Excerpt from a dataset:
↓↓↓
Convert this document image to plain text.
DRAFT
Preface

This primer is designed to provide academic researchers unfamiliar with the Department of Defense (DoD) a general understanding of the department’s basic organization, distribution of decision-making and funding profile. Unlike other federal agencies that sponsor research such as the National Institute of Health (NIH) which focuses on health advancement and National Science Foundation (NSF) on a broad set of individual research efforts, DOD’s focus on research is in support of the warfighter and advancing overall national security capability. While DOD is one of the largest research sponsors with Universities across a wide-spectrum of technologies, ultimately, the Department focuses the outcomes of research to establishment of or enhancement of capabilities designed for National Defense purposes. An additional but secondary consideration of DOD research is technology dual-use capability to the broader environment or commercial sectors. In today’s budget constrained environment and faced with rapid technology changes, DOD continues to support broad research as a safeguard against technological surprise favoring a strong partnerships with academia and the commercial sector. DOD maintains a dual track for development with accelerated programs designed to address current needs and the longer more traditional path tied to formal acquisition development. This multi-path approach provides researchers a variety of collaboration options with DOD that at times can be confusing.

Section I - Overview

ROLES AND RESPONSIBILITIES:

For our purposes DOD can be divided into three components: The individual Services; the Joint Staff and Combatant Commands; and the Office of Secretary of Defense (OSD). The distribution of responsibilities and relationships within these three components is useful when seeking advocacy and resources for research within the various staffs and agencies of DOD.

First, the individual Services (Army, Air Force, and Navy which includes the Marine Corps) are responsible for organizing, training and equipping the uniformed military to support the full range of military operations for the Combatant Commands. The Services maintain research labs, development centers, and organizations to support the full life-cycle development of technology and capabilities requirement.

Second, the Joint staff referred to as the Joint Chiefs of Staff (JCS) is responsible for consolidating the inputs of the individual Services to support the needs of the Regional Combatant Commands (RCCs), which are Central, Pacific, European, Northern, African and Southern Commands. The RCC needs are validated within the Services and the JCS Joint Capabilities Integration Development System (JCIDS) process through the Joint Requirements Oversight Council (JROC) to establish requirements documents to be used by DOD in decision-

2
↑↑↑
Required task:
Reproduce the material in full, with no word added or dropped.

Answer:
Convert this document image to plain text.
DRAFT
Preface

This primer is designed to provide academic researchers unfamiliar with the Department of Defense (DoD) a general understanding of the department’s basic organization, distribution of decision-making and funding profile. Unlike other federal agencies that sponsor research such as the National Institute of Health (NIH) which focuses on health advancement and National Science Foundation (NSF) on a broad set of individual research efforts, DOD’s focus on research is in support of the warfighter and advancing overall national security capability. While DOD is one of the largest research sponsors with Universities across a wide-spectrum of technologies, ultimately, the Department focuses the outcomes of research to establishment of or enhancement of capabilities designed for National Defense purposes. An additional but secondary consideration of DOD research is technology dual-use capability to the broader environment or commercial sectors. In today’s budget constrained environment and faced with rapid technology changes, DOD continues to support broad research as a safeguard against technological surprise favoring a strong partnerships with academia and the commercial sector. DOD maintains a dual track for development with accelerated programs designed to address current needs and the longer more traditional path tied to formal acquisition development. This multi-path approach provides researchers a variety of collaboration options with DOD that at times can be confusing.

Section I - Overview

ROLES AND RESPONSIBILITIES:

For our purposes DOD can be divided into three components: The individual Services; the Joint Staff and Combatant Commands; and the Office of Secretary of Defense (OSD). The distribution of responsibilities and relationships within these three components is useful when seeking advocacy and resources for research within the various staffs and agencies of DOD.

First, the individual Services (Army, Air Force, and Navy which includes the Marine Corps) are responsible for organizing, training and equipping the uniformed military to support the full range of military operations for the Combatant Commands. The Services maintain research labs, development centers, and organizations to support the full life-cycle development of technology and capabilities requirement.

Second, the Joint staff referred to as the Joint Chiefs of Staff (JCS) is responsible for consolidating the inputs of the individual Services to support the needs of the Regional Combatant Commands (RCCs), which are Central, Pacific, European, Northern, African and Southern Commands. The RCC needs are validated within the Services and the JCS Joint Capabilities Integration Development System (JCIDS) process through the Joint Requirements Oversight Council (JROC) to establish requirements documents to be used by DOD in decision-

2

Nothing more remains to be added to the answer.